• Objective: Gather every line that includes the word "letters", please.

Data entries for graphics
══════════════════════════════

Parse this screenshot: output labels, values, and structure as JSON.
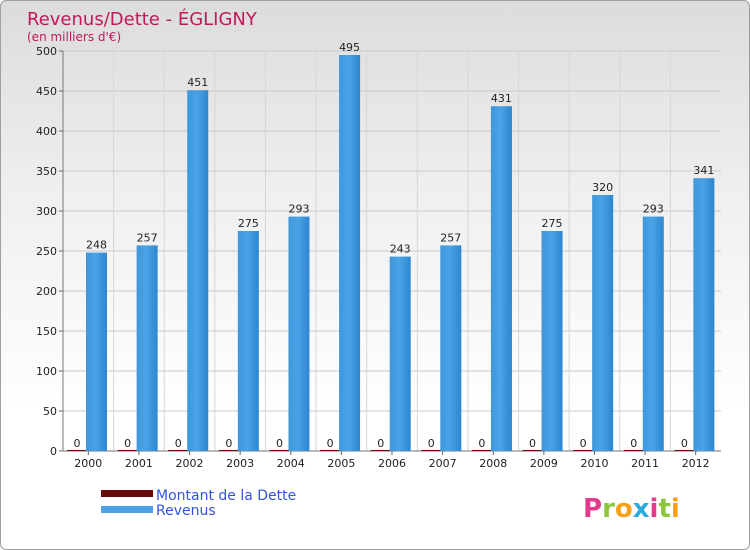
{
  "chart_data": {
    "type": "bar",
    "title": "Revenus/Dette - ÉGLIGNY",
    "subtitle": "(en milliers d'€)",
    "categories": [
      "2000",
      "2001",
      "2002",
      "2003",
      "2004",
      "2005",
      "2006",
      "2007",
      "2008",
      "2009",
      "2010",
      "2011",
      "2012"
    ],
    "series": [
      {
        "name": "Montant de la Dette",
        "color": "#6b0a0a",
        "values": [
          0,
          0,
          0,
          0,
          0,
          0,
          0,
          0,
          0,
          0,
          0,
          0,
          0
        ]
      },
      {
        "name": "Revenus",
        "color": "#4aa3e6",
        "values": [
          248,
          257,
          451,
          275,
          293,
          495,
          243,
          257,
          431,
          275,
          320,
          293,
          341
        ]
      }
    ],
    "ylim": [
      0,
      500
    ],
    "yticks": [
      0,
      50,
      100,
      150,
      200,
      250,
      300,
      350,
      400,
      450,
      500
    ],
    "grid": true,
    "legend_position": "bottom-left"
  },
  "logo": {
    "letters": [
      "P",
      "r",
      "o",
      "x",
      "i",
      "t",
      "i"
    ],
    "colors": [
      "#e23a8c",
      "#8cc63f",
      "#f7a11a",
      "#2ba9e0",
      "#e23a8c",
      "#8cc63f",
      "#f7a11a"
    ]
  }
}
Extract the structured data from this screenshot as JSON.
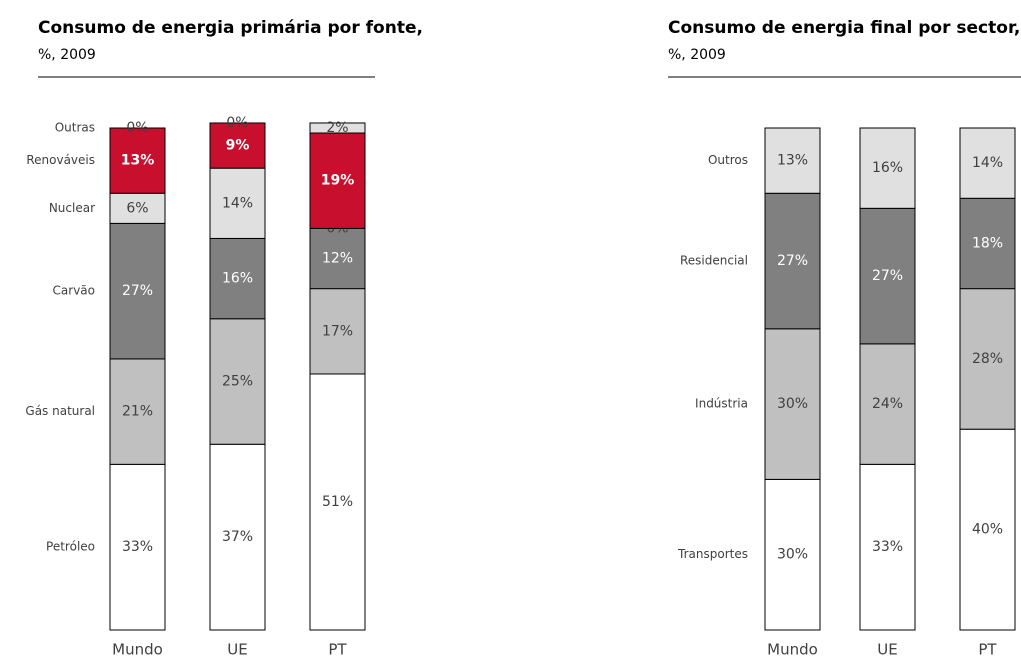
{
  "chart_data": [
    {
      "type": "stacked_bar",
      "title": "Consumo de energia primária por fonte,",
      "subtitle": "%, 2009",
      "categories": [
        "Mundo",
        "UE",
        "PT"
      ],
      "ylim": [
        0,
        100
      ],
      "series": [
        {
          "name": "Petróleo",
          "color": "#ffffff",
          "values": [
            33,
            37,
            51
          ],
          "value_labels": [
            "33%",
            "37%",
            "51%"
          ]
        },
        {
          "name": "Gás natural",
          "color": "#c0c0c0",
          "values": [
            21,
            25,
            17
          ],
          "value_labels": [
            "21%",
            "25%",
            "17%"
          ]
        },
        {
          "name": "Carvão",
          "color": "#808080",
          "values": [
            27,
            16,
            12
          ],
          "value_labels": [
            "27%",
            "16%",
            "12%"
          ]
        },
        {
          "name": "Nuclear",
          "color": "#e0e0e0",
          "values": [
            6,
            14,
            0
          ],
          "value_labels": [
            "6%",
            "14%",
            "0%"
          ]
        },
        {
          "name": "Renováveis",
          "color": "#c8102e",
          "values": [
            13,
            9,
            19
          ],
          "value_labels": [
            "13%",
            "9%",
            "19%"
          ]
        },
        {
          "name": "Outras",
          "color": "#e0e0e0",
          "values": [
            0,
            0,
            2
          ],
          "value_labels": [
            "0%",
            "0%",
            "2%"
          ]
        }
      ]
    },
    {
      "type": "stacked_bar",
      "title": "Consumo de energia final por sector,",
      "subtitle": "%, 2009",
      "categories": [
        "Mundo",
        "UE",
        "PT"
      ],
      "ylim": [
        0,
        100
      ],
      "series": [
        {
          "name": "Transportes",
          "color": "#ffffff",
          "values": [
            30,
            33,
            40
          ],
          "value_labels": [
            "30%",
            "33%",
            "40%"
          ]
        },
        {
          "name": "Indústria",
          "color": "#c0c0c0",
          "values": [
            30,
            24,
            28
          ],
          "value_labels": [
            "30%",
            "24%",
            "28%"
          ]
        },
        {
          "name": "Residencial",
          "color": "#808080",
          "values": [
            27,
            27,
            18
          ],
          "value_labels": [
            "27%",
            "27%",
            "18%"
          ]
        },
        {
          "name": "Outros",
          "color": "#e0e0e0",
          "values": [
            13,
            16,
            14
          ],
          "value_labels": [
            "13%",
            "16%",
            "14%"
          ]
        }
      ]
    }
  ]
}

══════════════════════════════

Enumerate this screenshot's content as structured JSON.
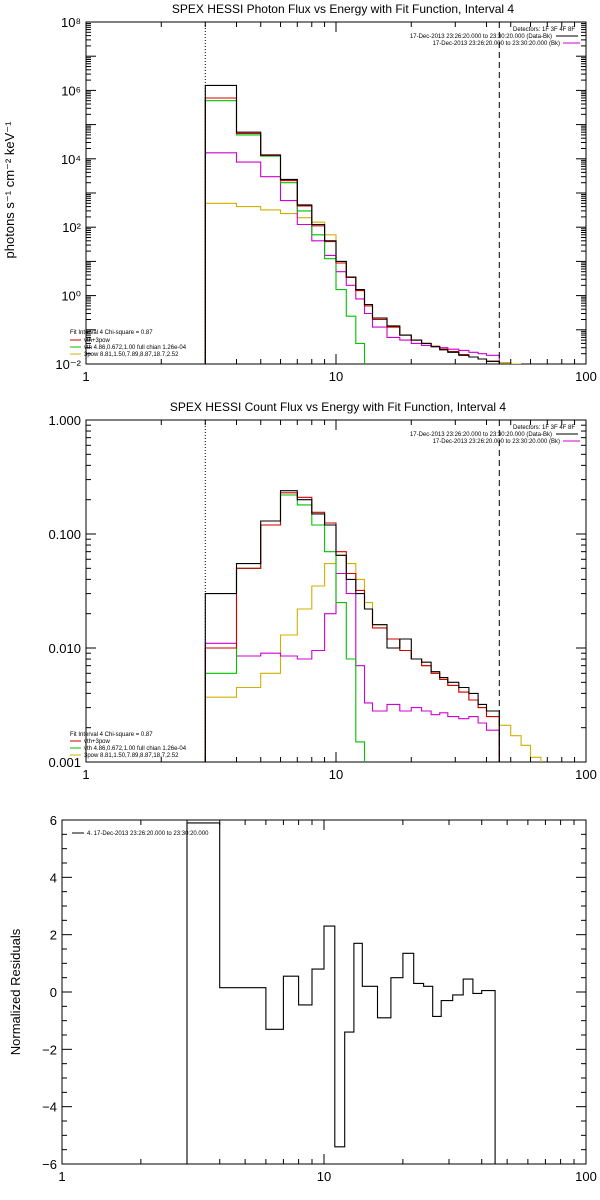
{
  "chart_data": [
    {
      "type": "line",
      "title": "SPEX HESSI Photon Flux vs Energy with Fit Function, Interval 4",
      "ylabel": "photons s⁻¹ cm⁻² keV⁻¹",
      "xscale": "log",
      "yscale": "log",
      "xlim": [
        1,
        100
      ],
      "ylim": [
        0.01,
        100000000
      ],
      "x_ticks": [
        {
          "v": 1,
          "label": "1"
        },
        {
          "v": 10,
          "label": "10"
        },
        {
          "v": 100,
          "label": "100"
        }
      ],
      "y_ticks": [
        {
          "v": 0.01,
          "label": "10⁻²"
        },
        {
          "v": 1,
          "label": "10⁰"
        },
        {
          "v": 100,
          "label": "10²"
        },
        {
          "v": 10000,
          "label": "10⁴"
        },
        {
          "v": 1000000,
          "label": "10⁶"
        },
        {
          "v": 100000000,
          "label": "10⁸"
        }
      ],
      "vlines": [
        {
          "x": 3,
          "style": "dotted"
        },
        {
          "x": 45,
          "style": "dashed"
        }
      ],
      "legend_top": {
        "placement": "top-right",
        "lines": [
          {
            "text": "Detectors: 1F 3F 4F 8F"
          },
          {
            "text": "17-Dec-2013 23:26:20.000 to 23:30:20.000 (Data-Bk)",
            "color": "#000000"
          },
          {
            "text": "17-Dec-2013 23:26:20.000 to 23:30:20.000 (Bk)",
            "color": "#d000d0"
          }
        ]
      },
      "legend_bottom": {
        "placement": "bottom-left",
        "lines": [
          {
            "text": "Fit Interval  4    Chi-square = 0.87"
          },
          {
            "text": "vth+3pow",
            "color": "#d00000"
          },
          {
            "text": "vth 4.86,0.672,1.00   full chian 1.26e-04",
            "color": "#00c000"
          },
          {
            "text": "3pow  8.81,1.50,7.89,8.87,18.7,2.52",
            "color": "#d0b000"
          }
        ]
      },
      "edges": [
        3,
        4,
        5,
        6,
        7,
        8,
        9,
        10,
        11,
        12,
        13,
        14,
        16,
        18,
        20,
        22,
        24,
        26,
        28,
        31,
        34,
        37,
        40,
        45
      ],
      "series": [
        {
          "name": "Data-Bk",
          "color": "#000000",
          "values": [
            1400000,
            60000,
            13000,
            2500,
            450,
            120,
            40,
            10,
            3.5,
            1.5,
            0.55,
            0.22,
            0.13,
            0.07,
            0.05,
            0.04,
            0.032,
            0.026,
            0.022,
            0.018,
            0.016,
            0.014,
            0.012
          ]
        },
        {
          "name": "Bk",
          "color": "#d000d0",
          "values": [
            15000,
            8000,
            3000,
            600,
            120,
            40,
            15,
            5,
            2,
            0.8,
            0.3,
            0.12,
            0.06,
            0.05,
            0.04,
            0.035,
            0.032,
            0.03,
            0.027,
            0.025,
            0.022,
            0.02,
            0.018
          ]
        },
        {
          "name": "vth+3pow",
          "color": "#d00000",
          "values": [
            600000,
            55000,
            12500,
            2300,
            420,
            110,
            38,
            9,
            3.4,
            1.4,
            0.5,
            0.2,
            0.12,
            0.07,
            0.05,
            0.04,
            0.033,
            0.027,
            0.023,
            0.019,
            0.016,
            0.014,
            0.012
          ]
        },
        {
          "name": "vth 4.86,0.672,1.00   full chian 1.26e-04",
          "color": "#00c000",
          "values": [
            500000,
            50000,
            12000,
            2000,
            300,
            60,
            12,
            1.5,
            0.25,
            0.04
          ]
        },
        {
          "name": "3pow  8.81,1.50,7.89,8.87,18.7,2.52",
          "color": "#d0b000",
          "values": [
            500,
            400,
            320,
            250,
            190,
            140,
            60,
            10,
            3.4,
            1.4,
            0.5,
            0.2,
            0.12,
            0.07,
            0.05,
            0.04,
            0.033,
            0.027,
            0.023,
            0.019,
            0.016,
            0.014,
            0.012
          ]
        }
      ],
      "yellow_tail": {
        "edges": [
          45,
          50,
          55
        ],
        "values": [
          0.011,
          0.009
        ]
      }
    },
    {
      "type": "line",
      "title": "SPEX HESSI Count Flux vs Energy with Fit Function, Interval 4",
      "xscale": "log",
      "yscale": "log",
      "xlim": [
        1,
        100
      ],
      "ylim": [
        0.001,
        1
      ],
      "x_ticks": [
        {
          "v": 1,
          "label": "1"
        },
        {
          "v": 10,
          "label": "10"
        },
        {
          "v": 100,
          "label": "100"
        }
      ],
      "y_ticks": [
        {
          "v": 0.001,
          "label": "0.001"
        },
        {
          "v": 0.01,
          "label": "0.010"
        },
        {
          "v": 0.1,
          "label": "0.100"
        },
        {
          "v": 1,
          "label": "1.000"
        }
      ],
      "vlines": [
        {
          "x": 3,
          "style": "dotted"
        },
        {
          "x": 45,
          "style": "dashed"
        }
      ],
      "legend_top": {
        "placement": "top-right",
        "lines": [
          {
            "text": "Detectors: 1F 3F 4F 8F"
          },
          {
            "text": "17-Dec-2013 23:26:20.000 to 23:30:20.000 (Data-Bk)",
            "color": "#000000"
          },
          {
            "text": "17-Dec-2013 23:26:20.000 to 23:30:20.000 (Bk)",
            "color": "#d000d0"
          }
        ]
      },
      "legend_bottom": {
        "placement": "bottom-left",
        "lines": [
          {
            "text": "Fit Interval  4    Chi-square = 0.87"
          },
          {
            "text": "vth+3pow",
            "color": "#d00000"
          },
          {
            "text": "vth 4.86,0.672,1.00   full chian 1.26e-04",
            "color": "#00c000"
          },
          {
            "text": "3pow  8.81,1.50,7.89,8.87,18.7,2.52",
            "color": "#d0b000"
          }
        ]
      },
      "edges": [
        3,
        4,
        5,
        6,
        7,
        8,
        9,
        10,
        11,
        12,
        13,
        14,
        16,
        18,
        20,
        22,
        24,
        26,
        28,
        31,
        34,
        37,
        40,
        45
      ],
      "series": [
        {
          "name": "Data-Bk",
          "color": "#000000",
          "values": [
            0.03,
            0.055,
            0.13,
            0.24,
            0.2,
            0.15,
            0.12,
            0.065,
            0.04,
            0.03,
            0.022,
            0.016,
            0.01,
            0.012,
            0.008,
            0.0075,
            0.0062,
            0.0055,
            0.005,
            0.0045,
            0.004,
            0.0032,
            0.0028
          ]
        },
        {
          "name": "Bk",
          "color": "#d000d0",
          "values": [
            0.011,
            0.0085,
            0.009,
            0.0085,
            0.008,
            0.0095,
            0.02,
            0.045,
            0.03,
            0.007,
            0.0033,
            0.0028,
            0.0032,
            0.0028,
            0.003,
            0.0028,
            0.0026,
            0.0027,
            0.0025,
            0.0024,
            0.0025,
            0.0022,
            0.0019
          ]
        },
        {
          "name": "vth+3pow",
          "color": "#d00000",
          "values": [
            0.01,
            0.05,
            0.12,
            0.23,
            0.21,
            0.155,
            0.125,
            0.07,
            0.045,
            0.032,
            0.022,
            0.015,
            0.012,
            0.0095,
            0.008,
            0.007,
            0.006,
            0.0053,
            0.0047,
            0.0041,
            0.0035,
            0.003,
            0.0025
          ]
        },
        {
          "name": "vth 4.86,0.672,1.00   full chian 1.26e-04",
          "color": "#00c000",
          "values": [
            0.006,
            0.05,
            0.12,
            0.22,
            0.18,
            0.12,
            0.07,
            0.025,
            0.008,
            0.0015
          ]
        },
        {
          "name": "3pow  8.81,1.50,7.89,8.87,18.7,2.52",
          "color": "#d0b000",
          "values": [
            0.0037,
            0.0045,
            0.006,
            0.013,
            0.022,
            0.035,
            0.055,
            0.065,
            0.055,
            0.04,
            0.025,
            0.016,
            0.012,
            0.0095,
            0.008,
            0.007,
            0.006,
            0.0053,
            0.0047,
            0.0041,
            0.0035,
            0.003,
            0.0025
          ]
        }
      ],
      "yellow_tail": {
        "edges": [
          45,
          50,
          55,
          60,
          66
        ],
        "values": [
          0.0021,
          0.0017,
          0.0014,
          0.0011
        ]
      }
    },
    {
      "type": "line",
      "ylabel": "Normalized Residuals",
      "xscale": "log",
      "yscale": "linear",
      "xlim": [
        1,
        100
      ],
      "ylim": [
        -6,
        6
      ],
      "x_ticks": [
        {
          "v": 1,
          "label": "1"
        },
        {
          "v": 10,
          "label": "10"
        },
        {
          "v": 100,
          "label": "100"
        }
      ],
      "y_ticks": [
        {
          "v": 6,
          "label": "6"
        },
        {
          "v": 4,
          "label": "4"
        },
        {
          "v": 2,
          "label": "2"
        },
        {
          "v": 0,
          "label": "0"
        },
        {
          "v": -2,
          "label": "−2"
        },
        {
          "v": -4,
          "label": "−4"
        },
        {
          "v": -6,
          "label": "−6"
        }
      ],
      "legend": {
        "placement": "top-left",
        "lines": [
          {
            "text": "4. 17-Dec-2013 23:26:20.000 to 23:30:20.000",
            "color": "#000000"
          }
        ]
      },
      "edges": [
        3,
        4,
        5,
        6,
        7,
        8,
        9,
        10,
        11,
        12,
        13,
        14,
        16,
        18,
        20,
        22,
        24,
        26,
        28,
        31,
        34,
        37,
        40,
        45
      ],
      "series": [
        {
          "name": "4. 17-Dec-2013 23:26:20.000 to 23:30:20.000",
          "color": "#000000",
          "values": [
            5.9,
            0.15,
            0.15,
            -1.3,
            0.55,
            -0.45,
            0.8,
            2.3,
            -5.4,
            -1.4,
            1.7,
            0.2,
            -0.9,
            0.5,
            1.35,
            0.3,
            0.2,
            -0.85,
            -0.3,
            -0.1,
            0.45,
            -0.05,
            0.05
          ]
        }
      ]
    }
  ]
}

══════════════════════════════

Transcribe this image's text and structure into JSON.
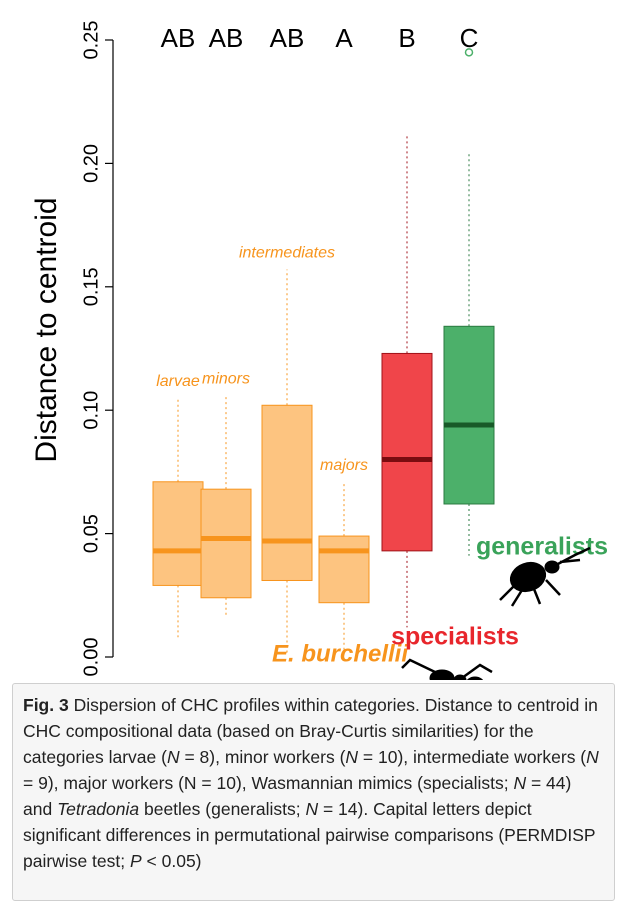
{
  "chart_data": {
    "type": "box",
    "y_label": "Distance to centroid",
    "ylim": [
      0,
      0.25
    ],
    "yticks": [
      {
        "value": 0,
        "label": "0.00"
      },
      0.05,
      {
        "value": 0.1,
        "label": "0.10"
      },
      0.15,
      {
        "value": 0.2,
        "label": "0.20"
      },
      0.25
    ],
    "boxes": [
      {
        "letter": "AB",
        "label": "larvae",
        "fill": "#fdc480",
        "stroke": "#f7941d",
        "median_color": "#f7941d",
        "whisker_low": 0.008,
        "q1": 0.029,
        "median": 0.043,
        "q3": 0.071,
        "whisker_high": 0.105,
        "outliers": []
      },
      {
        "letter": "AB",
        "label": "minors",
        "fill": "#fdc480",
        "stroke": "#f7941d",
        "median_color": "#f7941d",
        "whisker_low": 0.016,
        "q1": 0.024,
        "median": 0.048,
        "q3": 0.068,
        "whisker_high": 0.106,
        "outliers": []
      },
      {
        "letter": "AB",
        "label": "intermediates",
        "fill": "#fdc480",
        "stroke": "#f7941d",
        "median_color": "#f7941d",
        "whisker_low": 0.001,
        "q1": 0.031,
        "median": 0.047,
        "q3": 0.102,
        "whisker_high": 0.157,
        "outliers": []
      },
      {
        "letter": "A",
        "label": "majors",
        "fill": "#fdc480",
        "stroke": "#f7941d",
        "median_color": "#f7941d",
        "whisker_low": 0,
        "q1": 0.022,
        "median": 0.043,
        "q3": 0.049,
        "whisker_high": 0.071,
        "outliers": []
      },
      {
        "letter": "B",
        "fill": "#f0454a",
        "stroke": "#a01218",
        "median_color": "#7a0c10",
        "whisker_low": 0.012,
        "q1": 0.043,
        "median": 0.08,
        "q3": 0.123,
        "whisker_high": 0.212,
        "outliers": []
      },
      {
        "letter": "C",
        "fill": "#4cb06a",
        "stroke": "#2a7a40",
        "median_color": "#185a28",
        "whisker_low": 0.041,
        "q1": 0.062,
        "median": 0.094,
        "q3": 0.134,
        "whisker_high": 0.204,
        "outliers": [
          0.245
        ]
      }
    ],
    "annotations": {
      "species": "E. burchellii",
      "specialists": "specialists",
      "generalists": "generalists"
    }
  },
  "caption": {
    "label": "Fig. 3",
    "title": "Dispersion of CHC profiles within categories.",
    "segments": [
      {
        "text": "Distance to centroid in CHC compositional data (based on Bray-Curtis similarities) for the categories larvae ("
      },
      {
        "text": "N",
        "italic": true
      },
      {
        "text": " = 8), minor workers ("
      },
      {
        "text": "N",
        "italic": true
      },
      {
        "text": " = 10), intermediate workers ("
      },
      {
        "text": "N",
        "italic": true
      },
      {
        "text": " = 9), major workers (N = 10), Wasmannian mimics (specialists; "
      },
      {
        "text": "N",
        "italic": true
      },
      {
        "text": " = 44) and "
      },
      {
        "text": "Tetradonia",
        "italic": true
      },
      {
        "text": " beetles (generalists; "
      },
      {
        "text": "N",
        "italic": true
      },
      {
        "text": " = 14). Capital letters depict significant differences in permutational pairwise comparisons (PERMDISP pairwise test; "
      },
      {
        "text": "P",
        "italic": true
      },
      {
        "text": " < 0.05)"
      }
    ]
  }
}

══════════════════════════════

• Written response:
    "letters": [
        "text": " = 14). Capital letters depict significant differences in permutational pairwise comparisons (PERMDISP pairwise test; "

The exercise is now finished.